┌─ Исходный текст

С преподавателями мне повезло. Второй и третий курсы у нас была Т.Яблонская, к тому времени уже лауреат Сталинской премии за картину "Хлеб", а 4-й, 5-й и дипломный 6-й С.Григорьев - тоже лауреат за картины "Прием в комсомол" и "Вратарь". А первый курс - это был печальный анекдот. Вел первый курс профессор Ержаковский. Помню, писали мы голову старика. Мне профессор не решался советовать, а вот к Николаю Стороженко (ныне профессор института) подошел: "дайте-ка поправлю." Поправлял, поправлял... Коля стоял, смотрел, потом зарычал и выскочил в коридор. Профессор вздохнул и тоже ушел. Работа была мастерски испорчена. Стороженко потом стал мне главным конкурентом и другом. Потом, после 4-го курса, когда стали осваивать целину, он уехал на восток, а когда вернулся, институт был потрясен! Сколько сюжетных и пластических находок! Но самой яркой фигурой среди студентов был безусловно Виктор Зарецкий. Боже, как он рисовал! Он был на 3 курса старше меня и некоторое время, когда я уже учился у Григорьева, ассистировал ему. Когда он впервые у нас появился, я был счастлив - ну, теперь я таки буду рисовать! Но оказалось, что у нас с ним разные подходы к рисунку, и при всем моем преклонении перед мастером я так ничему у него и не научился.

└─

*Задание*: Перепишите слово в слово весь текст воспоминаний о преподавателях и однокурсниках.

┌─ Данные

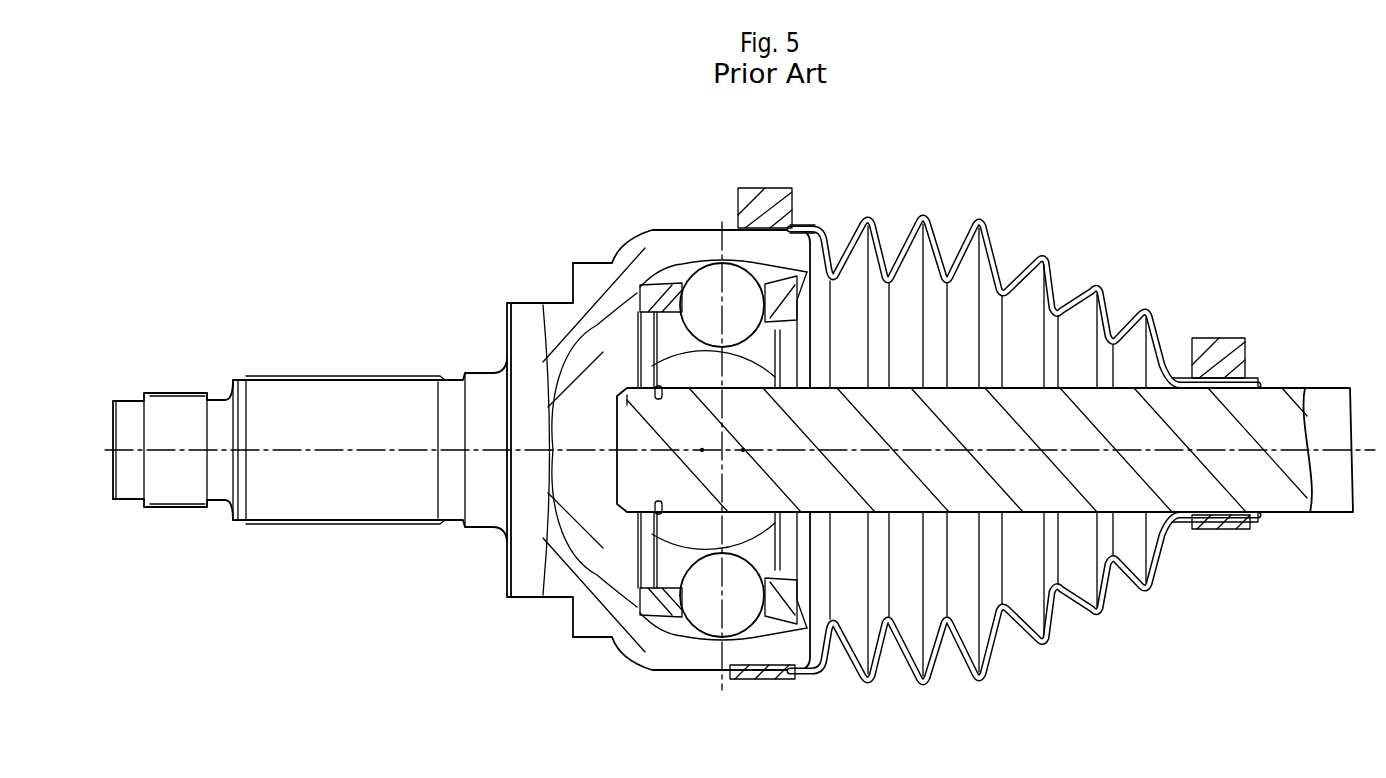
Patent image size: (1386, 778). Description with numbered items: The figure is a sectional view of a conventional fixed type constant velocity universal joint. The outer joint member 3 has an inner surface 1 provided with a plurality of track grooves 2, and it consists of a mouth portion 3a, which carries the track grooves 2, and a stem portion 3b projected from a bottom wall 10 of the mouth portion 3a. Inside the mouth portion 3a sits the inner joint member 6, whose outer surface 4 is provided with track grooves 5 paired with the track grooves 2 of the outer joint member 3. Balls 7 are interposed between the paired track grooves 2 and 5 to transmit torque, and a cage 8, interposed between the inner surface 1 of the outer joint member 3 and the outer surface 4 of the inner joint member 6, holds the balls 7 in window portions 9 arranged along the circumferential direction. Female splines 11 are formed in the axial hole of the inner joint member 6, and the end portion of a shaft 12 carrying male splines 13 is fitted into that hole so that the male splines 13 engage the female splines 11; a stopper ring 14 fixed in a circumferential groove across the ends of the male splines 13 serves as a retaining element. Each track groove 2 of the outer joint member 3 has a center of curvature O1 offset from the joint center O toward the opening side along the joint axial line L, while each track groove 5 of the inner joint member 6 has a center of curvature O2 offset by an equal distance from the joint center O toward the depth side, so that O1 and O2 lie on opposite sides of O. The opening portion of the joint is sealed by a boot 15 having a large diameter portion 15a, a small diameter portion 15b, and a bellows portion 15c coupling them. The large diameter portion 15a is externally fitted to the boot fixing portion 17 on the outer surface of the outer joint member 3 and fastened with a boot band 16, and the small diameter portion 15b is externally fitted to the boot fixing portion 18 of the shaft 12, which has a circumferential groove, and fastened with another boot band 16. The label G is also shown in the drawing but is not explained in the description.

└─

*Ответ*:
С преподавателями мне повезло. Второй и третий курсы у нас была Т.Яблонская, к тому времени уже лауреат Сталинской премии за картину "Хлеб", а 4-й, 5-й и дипломный 6-й С.Григорьев - тоже лауреат за картины "Прием в комсомол" и "Вратарь". А первый курс - это был печальный анекдот. Вел первый курс профессор Ержаковский. Помню, писали мы голову старика. Мне профессор не решался советовать, а вот к Николаю Стороженко (ныне профессор института) подошел: "дайте-ка поправлю." Поправлял, поправлял... Коля стоял, смотрел, потом зарычал и выскочил в коридор. Профессор вздохнул и тоже ушел. Работа была мастерски испорчена. Стороженко потом стал мне главным конкурентом и другом. Потом, после 4-го курса, когда стали осваивать целину, он уехал на восток, а когда вернулся, институт был потрясен! Сколько сюжетных и пластических находок! Но самой яркой фигурой среди студентов был безусловно Виктор Зарецкий. Боже, как он рисовал! Он был на 3 курса старше меня и некоторое время, когда я уже учился у Григорьева, ассистировал ему. Когда он впервые у нас появился, я был счастлив - ну, теперь я таки буду рисовать! Но оказалось, что у нас с ним разные подходы к рисунку, и при всем моем преклонении перед мастером я так ничему у него и не научился.